START Entries supplied

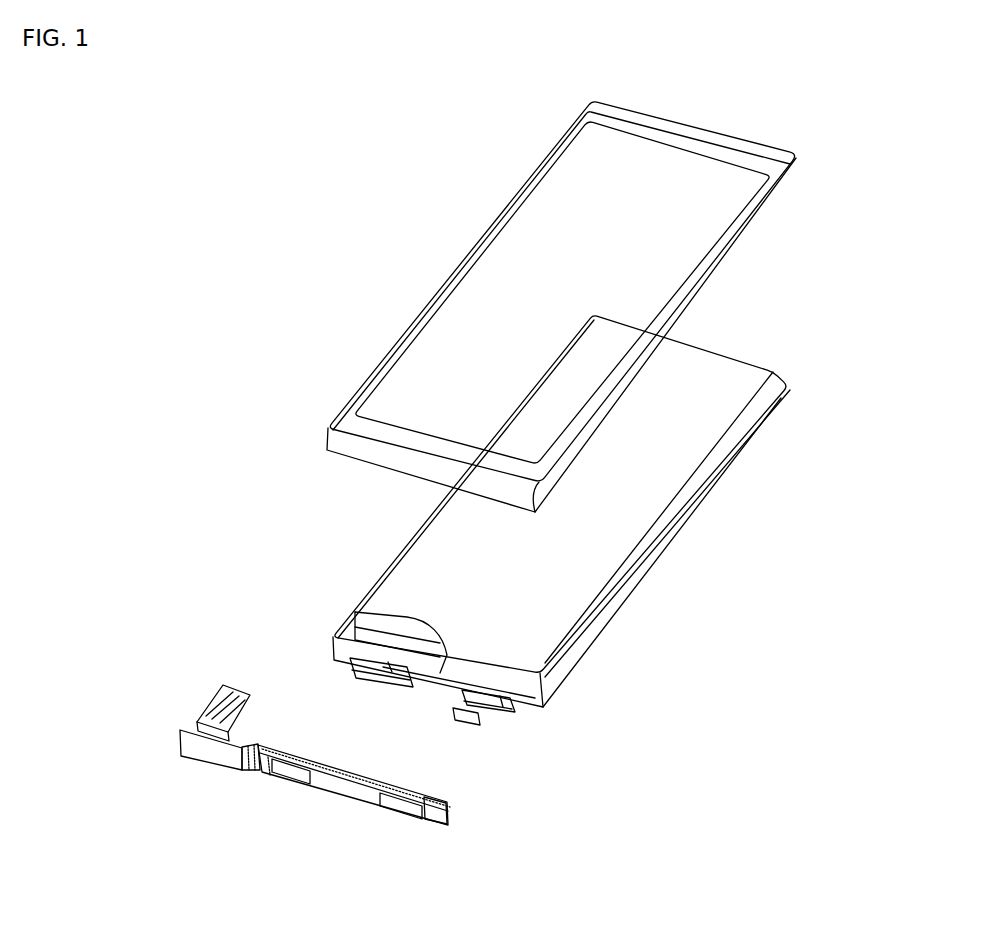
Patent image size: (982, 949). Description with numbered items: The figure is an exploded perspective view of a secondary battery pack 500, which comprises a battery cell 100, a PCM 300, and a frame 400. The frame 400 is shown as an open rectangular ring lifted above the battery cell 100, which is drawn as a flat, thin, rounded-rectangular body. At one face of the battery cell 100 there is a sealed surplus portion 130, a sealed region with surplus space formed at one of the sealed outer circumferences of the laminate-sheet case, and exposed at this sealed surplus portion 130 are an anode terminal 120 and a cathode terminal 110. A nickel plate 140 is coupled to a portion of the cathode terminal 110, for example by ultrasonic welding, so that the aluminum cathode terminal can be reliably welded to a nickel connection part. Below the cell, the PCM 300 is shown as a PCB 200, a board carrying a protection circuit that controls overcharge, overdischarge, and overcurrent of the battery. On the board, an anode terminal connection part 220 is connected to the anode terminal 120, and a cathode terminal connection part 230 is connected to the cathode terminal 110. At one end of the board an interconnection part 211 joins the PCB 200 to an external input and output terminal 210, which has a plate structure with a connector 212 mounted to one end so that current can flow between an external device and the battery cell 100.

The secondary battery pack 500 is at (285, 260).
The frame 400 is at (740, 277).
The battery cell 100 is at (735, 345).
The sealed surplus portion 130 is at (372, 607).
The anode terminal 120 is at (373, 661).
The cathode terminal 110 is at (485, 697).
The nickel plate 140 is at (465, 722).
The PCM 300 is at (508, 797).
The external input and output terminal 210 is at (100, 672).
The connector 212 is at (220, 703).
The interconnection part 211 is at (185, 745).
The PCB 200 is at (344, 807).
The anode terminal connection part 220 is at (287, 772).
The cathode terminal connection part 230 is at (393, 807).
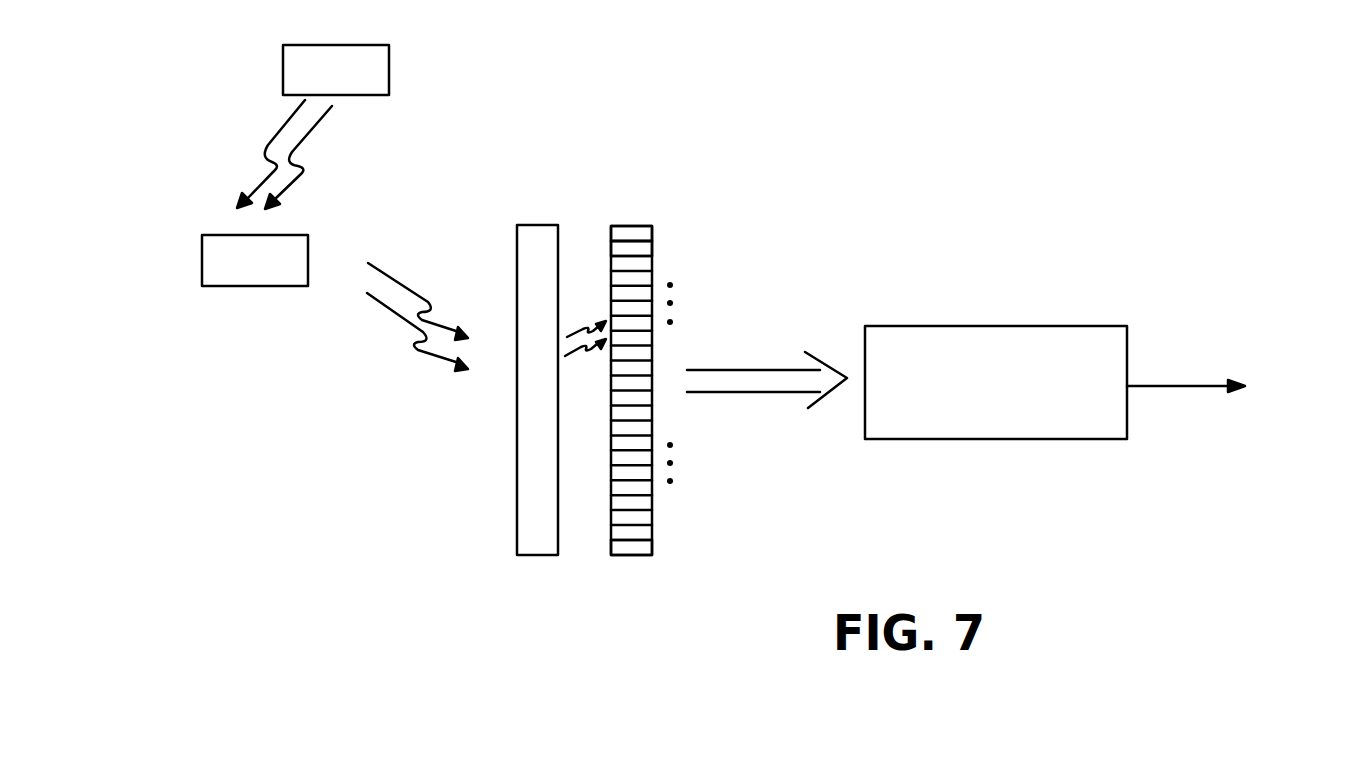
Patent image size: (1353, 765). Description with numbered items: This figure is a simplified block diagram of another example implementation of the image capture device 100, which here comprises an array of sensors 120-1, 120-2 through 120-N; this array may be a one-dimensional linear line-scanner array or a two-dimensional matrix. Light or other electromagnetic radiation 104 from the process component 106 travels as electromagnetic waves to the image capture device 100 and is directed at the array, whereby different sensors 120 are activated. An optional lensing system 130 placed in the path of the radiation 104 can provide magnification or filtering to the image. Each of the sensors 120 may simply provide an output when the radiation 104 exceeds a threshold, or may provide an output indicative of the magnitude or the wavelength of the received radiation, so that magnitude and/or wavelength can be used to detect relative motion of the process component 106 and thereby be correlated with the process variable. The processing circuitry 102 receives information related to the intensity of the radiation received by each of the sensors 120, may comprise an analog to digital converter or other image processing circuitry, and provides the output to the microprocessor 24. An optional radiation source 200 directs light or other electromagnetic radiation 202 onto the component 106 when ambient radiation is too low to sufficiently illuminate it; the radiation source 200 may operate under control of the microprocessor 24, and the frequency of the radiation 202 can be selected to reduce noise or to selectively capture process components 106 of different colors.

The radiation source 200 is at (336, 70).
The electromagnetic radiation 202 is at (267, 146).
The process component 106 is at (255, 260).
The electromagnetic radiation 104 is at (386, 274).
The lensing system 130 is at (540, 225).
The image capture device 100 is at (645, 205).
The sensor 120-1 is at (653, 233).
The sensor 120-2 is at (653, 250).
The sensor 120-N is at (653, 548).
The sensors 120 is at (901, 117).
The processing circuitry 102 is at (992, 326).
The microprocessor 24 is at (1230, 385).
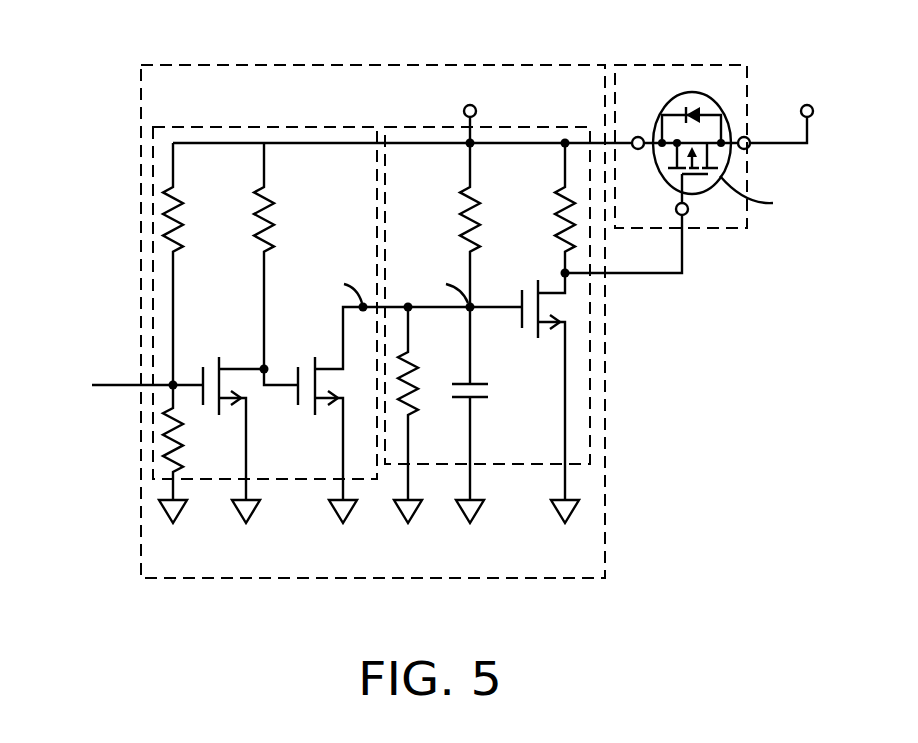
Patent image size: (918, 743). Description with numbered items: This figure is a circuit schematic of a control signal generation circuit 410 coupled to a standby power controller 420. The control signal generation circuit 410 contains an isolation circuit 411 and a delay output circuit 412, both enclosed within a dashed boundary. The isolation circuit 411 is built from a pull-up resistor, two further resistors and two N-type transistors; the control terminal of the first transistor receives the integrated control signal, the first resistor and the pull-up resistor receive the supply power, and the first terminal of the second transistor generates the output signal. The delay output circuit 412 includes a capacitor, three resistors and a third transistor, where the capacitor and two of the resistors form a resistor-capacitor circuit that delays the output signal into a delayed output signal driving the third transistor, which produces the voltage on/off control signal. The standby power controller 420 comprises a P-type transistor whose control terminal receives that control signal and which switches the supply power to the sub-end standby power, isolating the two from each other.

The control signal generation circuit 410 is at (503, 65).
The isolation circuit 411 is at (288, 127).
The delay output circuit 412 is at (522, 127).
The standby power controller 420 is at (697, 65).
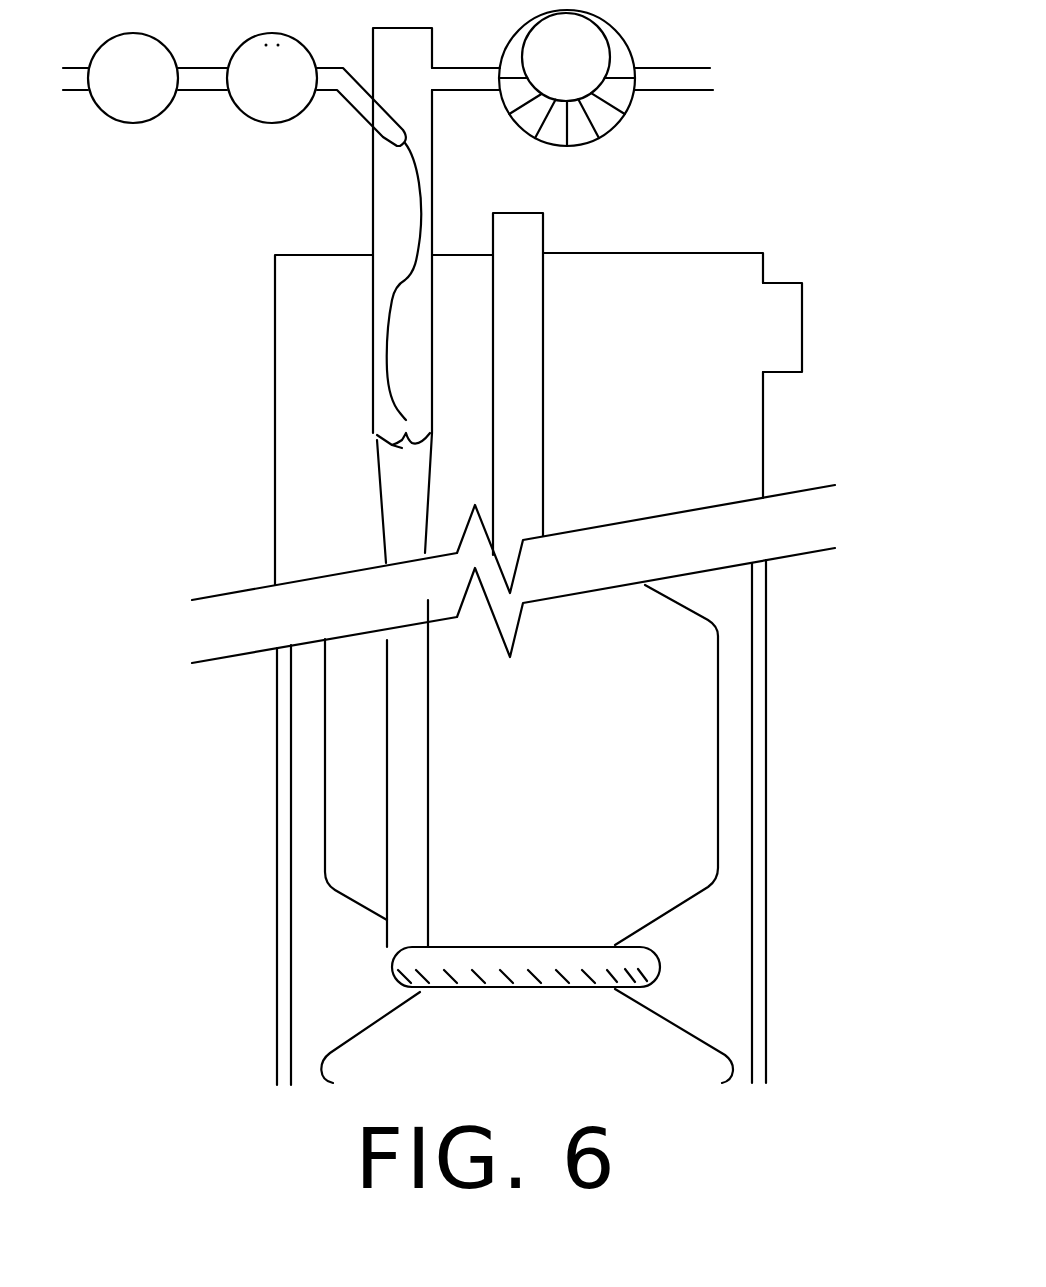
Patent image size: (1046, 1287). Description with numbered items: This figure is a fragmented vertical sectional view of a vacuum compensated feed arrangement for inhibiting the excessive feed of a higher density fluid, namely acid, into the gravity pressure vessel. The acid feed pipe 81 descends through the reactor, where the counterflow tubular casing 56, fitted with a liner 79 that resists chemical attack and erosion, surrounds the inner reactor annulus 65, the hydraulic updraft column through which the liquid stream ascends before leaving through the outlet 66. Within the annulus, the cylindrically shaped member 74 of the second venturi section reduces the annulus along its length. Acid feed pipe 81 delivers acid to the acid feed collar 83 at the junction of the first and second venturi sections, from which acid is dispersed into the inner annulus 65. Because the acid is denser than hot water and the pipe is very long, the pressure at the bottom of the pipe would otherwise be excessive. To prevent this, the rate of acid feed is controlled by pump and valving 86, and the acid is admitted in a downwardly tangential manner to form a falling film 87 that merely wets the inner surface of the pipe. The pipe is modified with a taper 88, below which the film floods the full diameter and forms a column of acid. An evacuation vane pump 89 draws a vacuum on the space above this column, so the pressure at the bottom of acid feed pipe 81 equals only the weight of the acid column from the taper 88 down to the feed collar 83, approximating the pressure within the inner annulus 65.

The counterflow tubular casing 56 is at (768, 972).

END Entries supplied

• [Written instruction]
Reproduce every line of the listing above word for word, omitting the pictures.

• [Reply]
Patent image size: (982, 949). Description with numbered items: The figure is an exploded perspective view of a secondary battery pack 500, which comprises a battery cell 100, a PCM 300, and a frame 400. The frame 400 is shown as an open rectangular ring lifted above the battery cell 100, which is drawn as a flat, thin, rounded-rectangular body. At one face of the battery cell 100 there is a sealed surplus portion 130, a sealed region with surplus space formed at one of the sealed outer circumferences of the laminate-sheet case, and exposed at this sealed surplus portion 130 are an anode terminal 120 and a cathode terminal 110. A nickel plate 140 is coupled to a portion of the cathode terminal 110, for example by ultrasonic welding, so that the aluminum cathode terminal can be reliably welded to a nickel connection part. Below the cell, the PCM 300 is shown as a PCB 200, a board carrying a protection circuit that controls overcharge, overdischarge, and overcurrent of the battery. On the board, an anode terminal connection part 220 is connected to the anode terminal 120, and a cathode terminal connection part 230 is connected to the cathode terminal 110. At one end of the board an interconnection part 211 joins the PCB 200 to an external input and output terminal 210, which has a plate structure with a connector 212 mounted to one end so that current can flow between an external device and the battery cell 100.

The secondary battery pack 500 is at (285, 260).
The frame 400 is at (740, 277).
The battery cell 100 is at (735, 345).
The sealed surplus portion 130 is at (372, 607).
The anode terminal 120 is at (373, 661).
The cathode terminal 110 is at (485, 697).
The nickel plate 140 is at (465, 722).
The PCM 300 is at (508, 797).
The external input and output terminal 210 is at (100, 672).
The connector 212 is at (220, 703).
The interconnection part 211 is at (185, 745).
The PCB 200 is at (344, 807).
The anode terminal connection part 220 is at (287, 772).
The cathode terminal connection part 230 is at (393, 807).
Patent image size: (1353, 765). Description with numbered items: This figure is a simplified block diagram of another example implementation of the image capture device 100, which here comprises an array of sensors 120-1, 120-2 through 120-N; this array may be a one-dimensional linear line-scanner array or a two-dimensional matrix. Light or other electromagnetic radiation 104 from the process component 106 travels as electromagnetic waves to the image capture device 100 and is directed at the array, whereby different sensors 120 are activated. An optional lensing system 130 placed in the path of the radiation 104 can provide magnification or filtering to the image. Each of the sensors 120 may simply provide an output when the radiation 104 exceeds a threshold, or may provide an output indicative of the magnitude or the wavelength of the received radiation, so that magnitude and/or wavelength can be used to detect relative motion of the process component 106 and thereby be correlated with the process variable. The processing circuitry 102 receives information related to the intensity of the radiation received by each of the sensors 120, may comprise an analog to digital converter or other image processing circuitry, and provides the output to the microprocessor 24. An optional radiation source 200 directs light or other electromagnetic radiation 202 onto the component 106 when ambient radiation is too low to sufficiently illuminate it; the radiation source 200 may operate under control of the microprocessor 24, and the frequency of the radiation 202 can be selected to reduce noise or to selectively capture process components 106 of different colors.

The radiation source 200 is at (336, 70).
The electromagnetic radiation 202 is at (267, 146).
The process component 106 is at (255, 260).
The electromagnetic radiation 104 is at (386, 274).
The lensing system 130 is at (540, 225).
The image capture device 100 is at (645, 205).
The sensor 120-1 is at (653, 233).
The sensor 120-2 is at (653, 250).
The sensor 120-N is at (653, 548).
The sensors 120 is at (901, 117).
The processing circuitry 102 is at (992, 326).
The microprocessor 24 is at (1230, 385).
Patent image size: (918, 743). Description with numbered items: This figure is a circuit schematic of a control signal generation circuit 410 coupled to a standby power controller 420. The control signal generation circuit 410 contains an isolation circuit 411 and a delay output circuit 412, both enclosed within a dashed boundary. The isolation circuit 411 is built from a pull-up resistor, two further resistors and two N-type transistors; the control terminal of the first transistor receives the integrated control signal, the first resistor and the pull-up resistor receive the supply power, and the first terminal of the second transistor generates the output signal. The delay output circuit 412 includes a capacitor, three resistors and a third transistor, where the capacitor and two of the resistors form a resistor-capacitor circuit that delays the output signal into a delayed output signal driving the third transistor, which produces the voltage on/off control signal. The standby power controller 420 comprises a P-type transistor whose control terminal receives that control signal and which switches the supply power to the sub-end standby power, isolating the two from each other.

The control signal generation circuit 410 is at (503, 65).
The isolation circuit 411 is at (288, 127).
The delay output circuit 412 is at (522, 127).
The standby power controller 420 is at (697, 65).
Patent image size: (1046, 1287). Description with numbered items: This figure is a fragmented vertical sectional view of a vacuum compensated feed arrangement for inhibiting the excessive feed of a higher density fluid, namely acid, into the gravity pressure vessel. The acid feed pipe 81 descends through the reactor, where the counterflow tubular casing 56, fitted with a liner 79 that resists chemical attack and erosion, surrounds the inner reactor annulus 65, the hydraulic updraft column through which the liquid stream ascends before leaving through the outlet 66. Within the annulus, the cylindrically shaped member 74 of the second venturi section reduces the annulus along its length. Acid feed pipe 81 delivers acid to the acid feed collar 83 at the junction of the first and second venturi sections, from which acid is dispersed into the inner annulus 65. Because the acid is denser than hot water and the pipe is very long, the pressure at the bottom of the pipe would otherwise be excessive. To prevent this, the rate of acid feed is controlled by pump and valving 86, and the acid is admitted in a downwardly tangential manner to form a falling film 87 that merely wets the inner surface of the pipe. The pipe is modified with a taper 88, below which the film floods the full diameter and forms a column of acid. An evacuation vane pump 89 draws a vacuum on the space above this column, so the pressure at the bottom of acid feed pipe 81 equals only the weight of the acid column from the taper 88 down to the feed collar 83, approximating the pressure within the inner annulus 65.

The counterflow tubular casing 56 is at (768, 972).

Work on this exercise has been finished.